-- BEGIN --
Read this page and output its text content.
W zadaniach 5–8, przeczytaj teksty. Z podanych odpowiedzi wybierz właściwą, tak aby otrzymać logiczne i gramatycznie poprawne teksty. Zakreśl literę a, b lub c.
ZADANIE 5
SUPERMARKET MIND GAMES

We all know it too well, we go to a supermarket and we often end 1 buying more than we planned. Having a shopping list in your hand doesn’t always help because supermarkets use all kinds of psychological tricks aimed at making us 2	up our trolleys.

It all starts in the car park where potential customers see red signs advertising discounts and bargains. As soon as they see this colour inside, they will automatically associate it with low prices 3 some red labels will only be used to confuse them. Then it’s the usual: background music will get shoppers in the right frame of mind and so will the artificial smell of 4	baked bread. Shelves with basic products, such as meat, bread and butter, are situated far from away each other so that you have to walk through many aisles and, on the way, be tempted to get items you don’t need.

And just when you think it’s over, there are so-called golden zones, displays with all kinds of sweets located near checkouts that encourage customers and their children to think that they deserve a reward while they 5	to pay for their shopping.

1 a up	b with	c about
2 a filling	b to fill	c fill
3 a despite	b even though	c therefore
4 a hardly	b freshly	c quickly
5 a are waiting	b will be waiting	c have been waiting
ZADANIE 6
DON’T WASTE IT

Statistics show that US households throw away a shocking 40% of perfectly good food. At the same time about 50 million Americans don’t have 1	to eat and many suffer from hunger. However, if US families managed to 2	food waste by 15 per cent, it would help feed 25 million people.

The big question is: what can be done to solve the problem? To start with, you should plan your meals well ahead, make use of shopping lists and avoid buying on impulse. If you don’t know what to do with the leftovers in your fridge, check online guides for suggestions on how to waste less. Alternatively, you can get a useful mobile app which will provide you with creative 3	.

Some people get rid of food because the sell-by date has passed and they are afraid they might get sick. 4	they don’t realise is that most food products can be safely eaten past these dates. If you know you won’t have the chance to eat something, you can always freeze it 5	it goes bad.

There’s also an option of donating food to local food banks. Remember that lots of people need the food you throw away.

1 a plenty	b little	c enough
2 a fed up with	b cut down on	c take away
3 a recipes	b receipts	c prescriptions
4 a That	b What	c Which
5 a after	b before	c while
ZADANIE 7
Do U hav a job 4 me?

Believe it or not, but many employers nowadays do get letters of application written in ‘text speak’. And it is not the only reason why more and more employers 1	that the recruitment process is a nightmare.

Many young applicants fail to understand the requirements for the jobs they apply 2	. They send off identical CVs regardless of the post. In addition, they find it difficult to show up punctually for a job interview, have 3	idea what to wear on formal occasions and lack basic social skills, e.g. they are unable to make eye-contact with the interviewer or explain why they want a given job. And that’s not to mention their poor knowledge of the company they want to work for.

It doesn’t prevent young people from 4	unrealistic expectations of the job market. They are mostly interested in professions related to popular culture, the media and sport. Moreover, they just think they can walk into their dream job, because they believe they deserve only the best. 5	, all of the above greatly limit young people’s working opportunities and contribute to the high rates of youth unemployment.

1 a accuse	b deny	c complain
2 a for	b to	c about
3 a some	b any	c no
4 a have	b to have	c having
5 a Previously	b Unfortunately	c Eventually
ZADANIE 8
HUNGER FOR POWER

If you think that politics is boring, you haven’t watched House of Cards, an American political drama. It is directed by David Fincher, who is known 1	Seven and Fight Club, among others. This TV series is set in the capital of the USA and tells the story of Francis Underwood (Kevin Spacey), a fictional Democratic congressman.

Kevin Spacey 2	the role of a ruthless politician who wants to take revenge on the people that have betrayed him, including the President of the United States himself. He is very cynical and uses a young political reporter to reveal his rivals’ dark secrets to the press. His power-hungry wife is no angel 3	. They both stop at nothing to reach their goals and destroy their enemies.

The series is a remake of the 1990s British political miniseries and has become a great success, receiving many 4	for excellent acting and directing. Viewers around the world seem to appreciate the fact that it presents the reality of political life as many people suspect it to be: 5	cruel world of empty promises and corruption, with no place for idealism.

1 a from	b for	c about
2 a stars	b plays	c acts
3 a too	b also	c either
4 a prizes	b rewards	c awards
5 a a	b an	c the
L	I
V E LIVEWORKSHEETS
-- END --
= REQUIREMENTS =
Please return the data above exactly as given.

= THE REPLY =
Read this page and output its text content.
W zadaniach 5–8, przeczytaj teksty. Z podanych odpowiedzi wybierz właściwą, tak aby otrzymać logiczne i gramatycznie poprawne teksty. Zakreśl literę a, b lub c.
ZADANIE 5
SUPERMARKET MIND GAMES

We all know it too well, we go to a supermarket and we often end 1 buying more than we planned. Having a shopping list in your hand doesn’t always help because supermarkets use all kinds of psychological tricks aimed at making us 2	up our trolleys.

It all starts in the car park where potential customers see red signs advertising discounts and bargains. As soon as they see this colour inside, they will automatically associate it with low prices 3 some red labels will only be used to confuse them. Then it’s the usual: background music will get shoppers in the right frame of mind and so will the artificial smell of 4	baked bread. Shelves with basic products, such as meat, bread and butter, are situated far from away each other so that you have to walk through many aisles and, on the way, be tempted to get items you don’t need.

And just when you think it’s over, there are so-called golden zones, displays with all kinds of sweets located near checkouts that encourage customers and their children to think that they deserve a reward while they 5	to pay for their shopping.

1 a up	b with	c about
2 a filling	b to fill	c fill
3 a despite	b even though	c therefore
4 a hardly	b freshly	c quickly
5 a are waiting	b will be waiting	c have been waiting
ZADANIE 6
DON’T WASTE IT

Statistics show that US households throw away a shocking 40% of perfectly good food. At the same time about 50 million Americans don’t have 1	to eat and many suffer from hunger. However, if US families managed to 2	food waste by 15 per cent, it would help feed 25 million people.

The big question is: what can be done to solve the problem? To start with, you should plan your meals well ahead, make use of shopping lists and avoid buying on impulse. If you don’t know what to do with the leftovers in your fridge, check online guides for suggestions on how to waste less. Alternatively, you can get a useful mobile app which will provide you with creative 3	.

Some people get rid of food because the sell-by date has passed and they are afraid they might get sick. 4	they don’t realise is that most food products can be safely eaten past these dates. If you know you won’t have the chance to eat something, you can always freeze it 5	it goes bad.

There’s also an option of donating food to local food banks. Remember that lots of people need the food you throw away.

1 a plenty	b little	c enough
2 a fed up with	b cut down on	c take away
3 a recipes	b receipts	c prescriptions
4 a That	b What	c Which
5 a after	b before	c while
ZADANIE 7
Do U hav a job 4 me?

Believe it or not, but many employers nowadays do get letters of application written in ‘text speak’. And it is not the only reason why more and more employers 1	that the recruitment process is a nightmare.

Many young applicants fail to understand the requirements for the jobs they apply 2	. They send off identical CVs regardless of the post. In addition, they find it difficult to show up punctually for a job interview, have 3	idea what to wear on formal occasions and lack basic social skills, e.g. they are unable to make eye-contact with the interviewer or explain why they want a given job. And that’s not to mention their poor knowledge of the company they want to work for.

It doesn’t prevent young people from 4	unrealistic expectations of the job market. They are mostly interested in professions related to popular culture, the media and sport. Moreover, they just think they can walk into their dream job, because they believe they deserve only the best. 5	, all of the above greatly limit young people’s working opportunities and contribute to the high rates of youth unemployment.

1 a accuse	b deny	c complain
2 a for	b to	c about
3 a some	b any	c no
4 a have	b to have	c having
5 a Previously	b Unfortunately	c Eventually
ZADANIE 8
HUNGER FOR POWER

If you think that politics is boring, you haven’t watched House of Cards, an American political drama. It is directed by David Fincher, who is known 1	Seven and Fight Club, among others. This TV series is set in the capital of the USA and tells the story of Francis Underwood (Kevin Spacey), a fictional Democratic congressman.

Kevin Spacey 2	the role of a ruthless politician who wants to take revenge on the people that have betrayed him, including the President of the United States himself. He is very cynical and uses a young political reporter to reveal his rivals’ dark secrets to the press. His power-hungry wife is no angel 3	. They both stop at nothing to reach their goals and destroy their enemies.

The series is a remake of the 1990s British political miniseries and has become a great success, receiving many 4	for excellent acting and directing. Viewers around the world seem to appreciate the fact that it presents the reality of political life as many people suspect it to be: 5	cruel world of empty promises and corruption, with no place for idealism.

1 a from	b for	c about
2 a stars	b plays	c acts
3 a too	b also	c either
4 a prizes	b rewards	c awards
5 a a	b an	c the
L	I
V E LIVEWORKSHEETS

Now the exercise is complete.